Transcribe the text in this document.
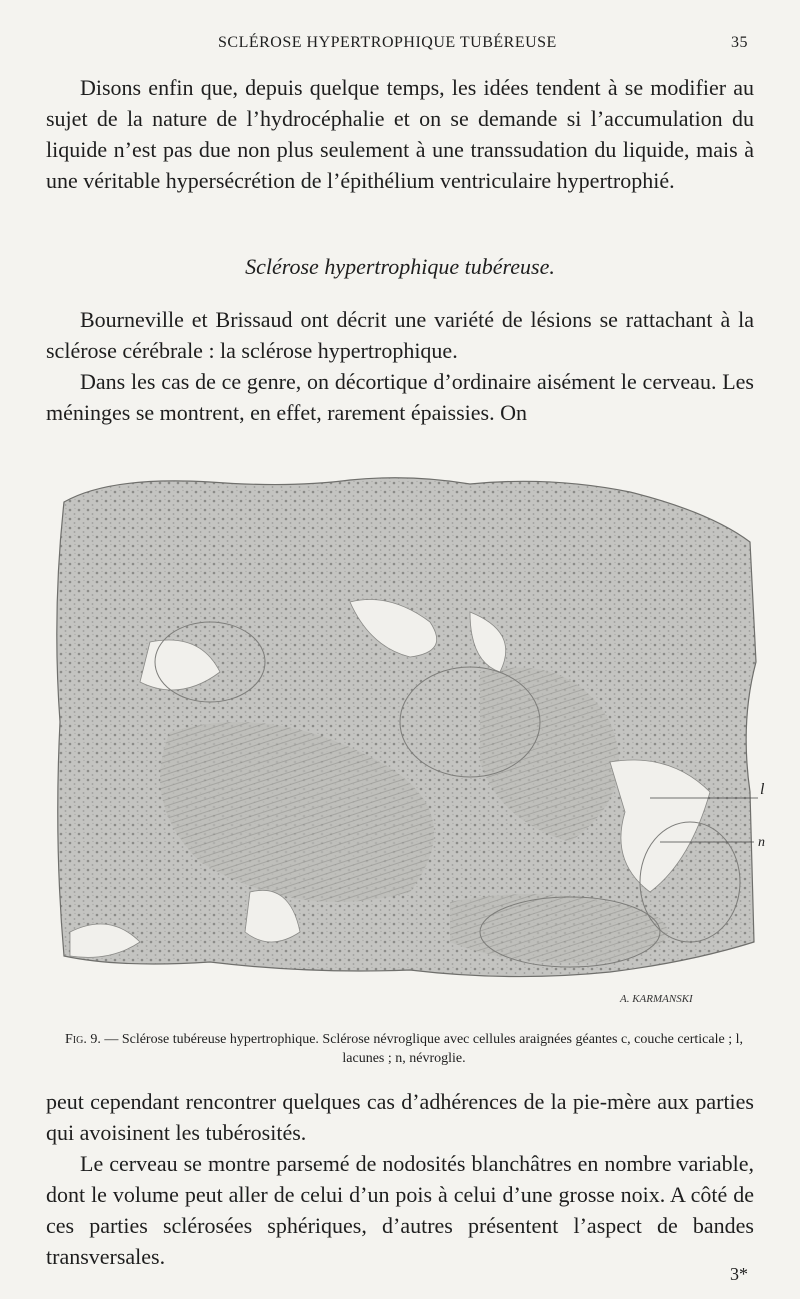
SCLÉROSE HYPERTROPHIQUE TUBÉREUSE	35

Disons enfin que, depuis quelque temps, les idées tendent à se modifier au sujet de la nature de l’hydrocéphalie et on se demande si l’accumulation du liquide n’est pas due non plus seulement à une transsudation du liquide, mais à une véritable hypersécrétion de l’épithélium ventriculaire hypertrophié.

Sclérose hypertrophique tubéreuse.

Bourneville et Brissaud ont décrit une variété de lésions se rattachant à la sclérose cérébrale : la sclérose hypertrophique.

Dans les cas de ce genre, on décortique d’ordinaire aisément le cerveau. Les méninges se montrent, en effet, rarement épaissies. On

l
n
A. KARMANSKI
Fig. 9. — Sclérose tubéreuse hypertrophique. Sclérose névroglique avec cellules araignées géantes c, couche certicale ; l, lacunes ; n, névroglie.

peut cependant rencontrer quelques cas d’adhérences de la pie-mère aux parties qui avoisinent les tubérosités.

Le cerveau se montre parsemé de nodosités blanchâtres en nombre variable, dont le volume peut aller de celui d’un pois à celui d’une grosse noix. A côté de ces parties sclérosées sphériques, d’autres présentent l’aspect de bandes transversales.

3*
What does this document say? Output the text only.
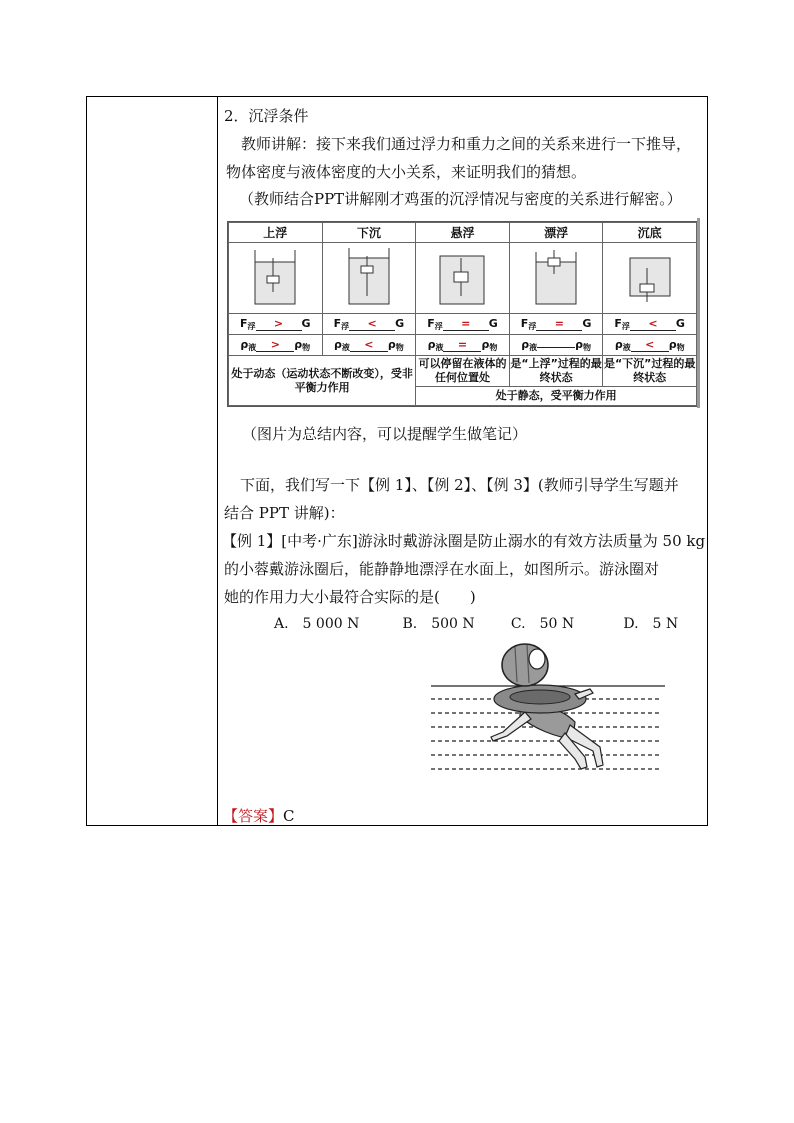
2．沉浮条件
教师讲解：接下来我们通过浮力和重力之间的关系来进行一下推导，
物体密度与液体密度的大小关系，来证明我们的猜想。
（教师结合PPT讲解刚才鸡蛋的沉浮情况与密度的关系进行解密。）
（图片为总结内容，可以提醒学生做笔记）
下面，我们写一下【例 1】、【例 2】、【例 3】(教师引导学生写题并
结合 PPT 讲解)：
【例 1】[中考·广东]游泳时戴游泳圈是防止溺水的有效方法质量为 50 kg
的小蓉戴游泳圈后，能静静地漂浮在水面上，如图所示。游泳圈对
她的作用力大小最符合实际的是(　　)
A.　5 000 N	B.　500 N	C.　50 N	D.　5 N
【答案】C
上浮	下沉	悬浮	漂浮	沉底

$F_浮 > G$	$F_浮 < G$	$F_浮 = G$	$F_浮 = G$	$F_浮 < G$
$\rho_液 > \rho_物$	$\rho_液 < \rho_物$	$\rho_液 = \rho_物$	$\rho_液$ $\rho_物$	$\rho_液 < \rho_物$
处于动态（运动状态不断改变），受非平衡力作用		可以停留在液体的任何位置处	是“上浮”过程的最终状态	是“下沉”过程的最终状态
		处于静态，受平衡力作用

## DIRECTIONS FOR THIS TASK
Copy the records above exactly, omitting every picture.

## TASK SOLUTION
Transcribe the text in this document.
SCLÉROSE HYPERTROPHIQUE TUBÉREUSE	35

Disons enfin que, depuis quelque temps, les idées tendent à se modifier au sujet de la nature de l’hydrocéphalie et on se demande si l’accumulation du liquide n’est pas due non plus seulement à une transsudation du liquide, mais à une véritable hypersécrétion de l’épithélium ventriculaire hypertrophié.

Sclérose hypertrophique tubéreuse.

Bourneville et Brissaud ont décrit une variété de lésions se rattachant à la sclérose cérébrale : la sclérose hypertrophique.

Dans les cas de ce genre, on décortique d’ordinaire aisément le cerveau. Les méninges se montrent, en effet, rarement épaissies. On

l
n
A. KARMANSKI
Fig. 9. — Sclérose tubéreuse hypertrophique. Sclérose névroglique avec cellules araignées géantes c, couche certicale ; l, lacunes ; n, névroglie.

peut cependant rencontrer quelques cas d’adhérences de la pie-mère aux parties qui avoisinent les tubérosités.

Le cerveau se montre parsemé de nodosités blanchâtres en nombre variable, dont le volume peut aller de celui d’un pois à celui d’une grosse noix. A côté de ces parties sclérosées sphériques, d’autres présentent l’aspect de bandes transversales.

3*
What does this document say? Output the text only.
2．沉浮条件
教师讲解：接下来我们通过浮力和重力之间的关系来进行一下推导，
物体密度与液体密度的大小关系，来证明我们的猜想。
（教师结合PPT讲解刚才鸡蛋的沉浮情况与密度的关系进行解密。）
（图片为总结内容，可以提醒学生做笔记）
下面，我们写一下【例 1】、【例 2】、【例 3】(教师引导学生写题并
结合 PPT 讲解)：
【例 1】[中考·广东]游泳时戴游泳圈是防止溺水的有效方法质量为 50 kg
的小蓉戴游泳圈后，能静静地漂浮在水面上，如图所示。游泳圈对
她的作用力大小最符合实际的是(　　)
A.　5 000 N	B.　500 N	C.　50 N	D.　5 N
【答案】C
上浮	下沉	悬浮	漂浮	沉底

$F_浮 > G$	$F_浮 < G$	$F_浮 = G$	$F_浮 = G$	$F_浮 < G$
$\rho_液 > \rho_物$	$\rho_液 < \rho_物$	$\rho_液 = \rho_物$	$\rho_液$ $\rho_物$	$\rho_液 < \rho_物$
处于动态（运动状态不断改变），受非平衡力作用		可以停留在液体的任何位置处	是“上浮”过程的最终状态	是“下沉”过程的最终状态
		处于静态，受平衡力作用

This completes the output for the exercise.